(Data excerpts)
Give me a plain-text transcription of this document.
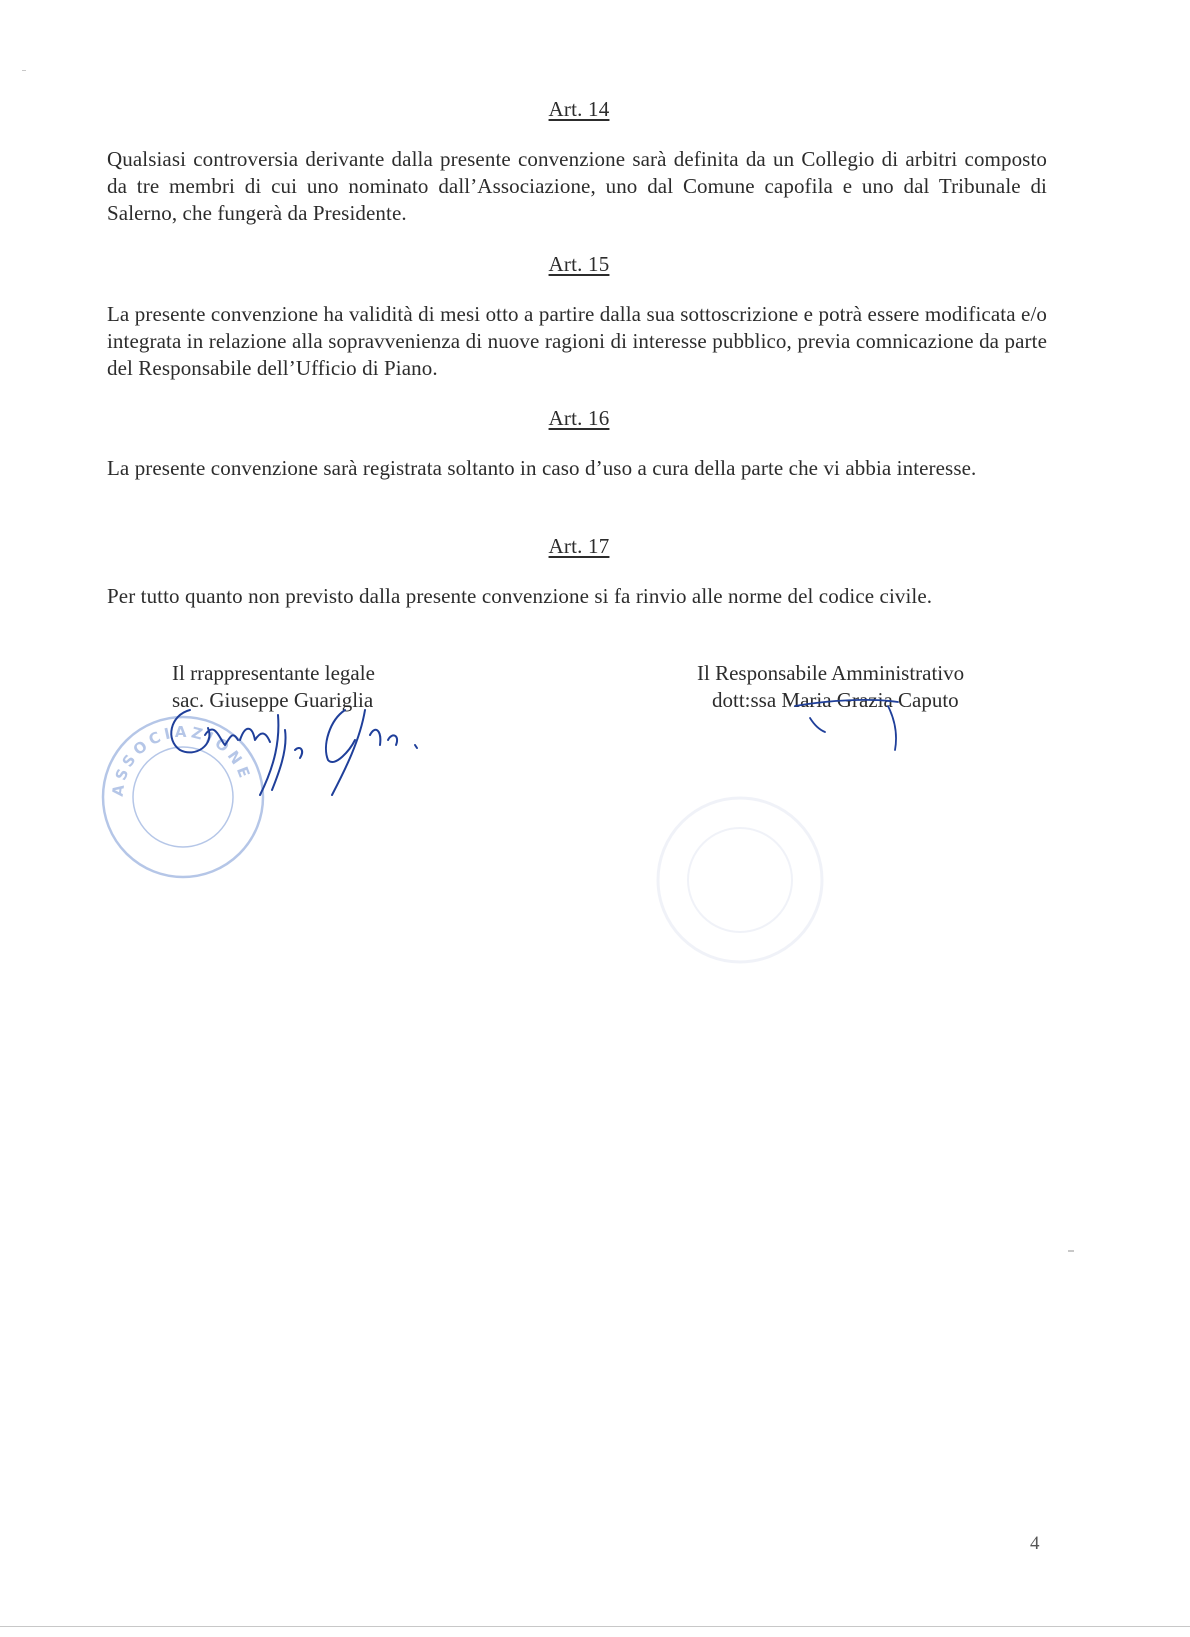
Art. 14
Qualsiasi controversia derivante dalla presente convenzione sarà definita da un Collegio di arbitri composto da tre membri di cui uno nominato dall’Associazione, uno dal Comune capofila e uno dal Tribunale di Salerno, che fungerà da Presidente.
Art. 15
La presente convenzione ha validità di mesi otto a partire dalla sua sottoscrizione e potrà essere modificata e/o integrata in relazione alla sopravvenienza di nuove ragioni di interesse pubblico, previa comnicazione da parte del Responsabile dell’Ufficio di Piano.
Art. 16
La presente convenzione sarà registrata soltanto in caso d’uso a cura della parte che vi abbia interesse.
Art. 17
Per tutto quanto non previsto dalla presente convenzione si fa rinvio alle norme del codice civile.
ASSOCIAZIONE
Il rrappresentante legale
sac. Giuseppe Guariglia
Il Responsabile Amministrativo
dott:ssa Maria Grazia Caputo
4
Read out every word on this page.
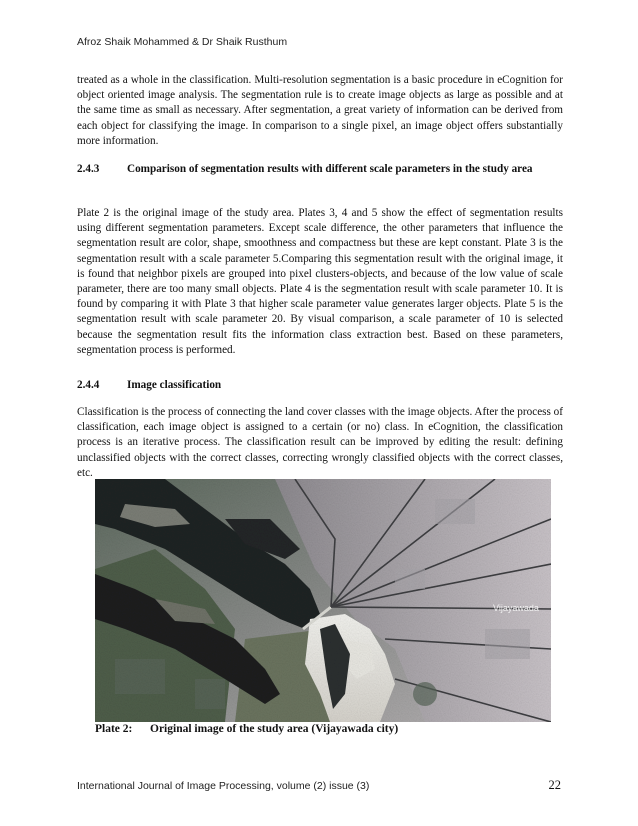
Afroz Shaik Mohammed & Dr Shaik Rusthum

treated as a whole in the classification. Multi-resolution segmentation is a basic procedure in eCognition for object oriented image analysis. The segmentation rule is to create image objects as large as possible and at the same time as small as necessary. After segmentation, a great variety of information can be derived from each object for classifying the image. In comparison to a single pixel, an image object offers substantially more information.

2.4.3	Comparison of segmentation results with different scale parameters in the study area

Plate 2 is the original image of the study area. Plates 3, 4 and 5 show the effect of segmentation results using different segmentation parameters. Except scale difference, the other parameters that influence the segmentation result are color, shape, smoothness and compactness but these are kept constant. Plate 3 is the segmentation result with a scale parameter 5.Comparing this segmentation result with the original image, it is found that neighbor pixels are grouped into pixel clusters-objects, and because of the low value of scale parameter, there are too many small objects. Plate 4 is the segmentation result with scale parameter 10. It is found by comparing it with Plate 3 that higher scale parameter value generates larger objects. Plate 5 is the segmentation result with scale parameter 20. By visual comparison, a scale parameter of 10 is selected because the segmentation result fits the information class extraction best. Based on these parameters, segmentation process is performed.

2.4.4	Image classification

Classification is the process of connecting the land cover classes with the image objects. After the process of classification, each image object is assigned to a certain (or no) class. In eCognition, the classification process is an iterative process. The classification result can be improved by editing the result: defining unclassified objects with the correct classes, correcting wrongly classified objects with the correct classes, etc.

Vijayawada
Plate 2:	Original image of the study area (Vijayawada city)
International Journal of Image Processing, volume (2) issue (3)	22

• **Exercise task**: Identify each line of the material where the word "Responsabile" shows up, and copy it.

• **Solution to this problem**:
La presente convenzione ha validità di mesi otto a partire dalla sua sottoscrizione e potrà essere modificata e/o integrata in relazione alla sopravvenienza di nuove ragioni di interesse pubblico, previa comnicazione da parte del Responsabile dell’Ufficio di Piano.
Il Responsabile Amministrativo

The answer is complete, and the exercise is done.